# MATERIAL SUPPLIED

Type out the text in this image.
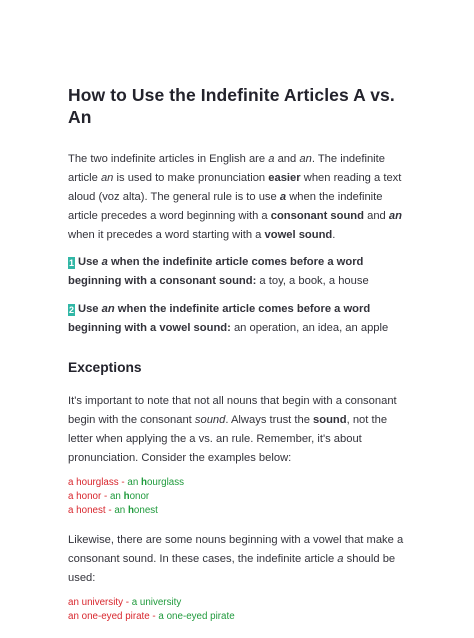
How to Use the Indefinite Articles A vs. An

The two indefinite articles in English are a and an. The indefinite article an is used to make pronunciation easier when reading a text aloud (voz alta). The general rule is to use a when the indefinite article precedes a word beginning with a consonant sound and an when it precedes a word starting with a vowel sound.

1 Use a when the indefinite article comes before a word beginning with a consonant sound: a toy, a book, a house

2 Use an when the indefinite article comes before a word beginning with a vowel sound: an operation, an idea, an apple

Exceptions

It's important to note that not all nouns that begin with a consonant begin with the consonant sound. Always trust the sound, not the letter when applying the a vs. an rule. Remember, it's about pronunciation. Consider the examples below:

a hourglass - an hourglass
a honor - an honor
a honest - an honest

Likewise, there are some nouns beginning with a vowel that make a consonant sound. In these cases, the indefinite article a should be used:

an university - a university
an one-eyed pirate - a one-eyed pirate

# CHALLENGE
Transcribe the full listing above exactly, with the images removed.

# WRITTEN SOLUTION
Type out the text in this image.
How to Use the Indefinite Articles A vs. An

The two indefinite articles in English are a and an. The indefinite article an is used to make pronunciation easier when reading a text aloud (voz alta). The general rule is to use a when the indefinite article precedes a word beginning with a consonant sound and an when it precedes a word starting with a vowel sound.

1 Use a when the indefinite article comes before a word beginning with a consonant sound: a toy, a book, a house

2 Use an when the indefinite article comes before a word beginning with a vowel sound: an operation, an idea, an apple

Exceptions

It's important to note that not all nouns that begin with a consonant begin with the consonant sound. Always trust the sound, not the letter when applying the a vs. an rule. Remember, it's about pronunciation. Consider the examples below:

a hourglass - an hourglass
a honor - an honor
a honest - an honest

Likewise, there are some nouns beginning with a vowel that make a consonant sound. In these cases, the indefinite article a should be used:

an university - a university
an one-eyed pirate - a one-eyed pirate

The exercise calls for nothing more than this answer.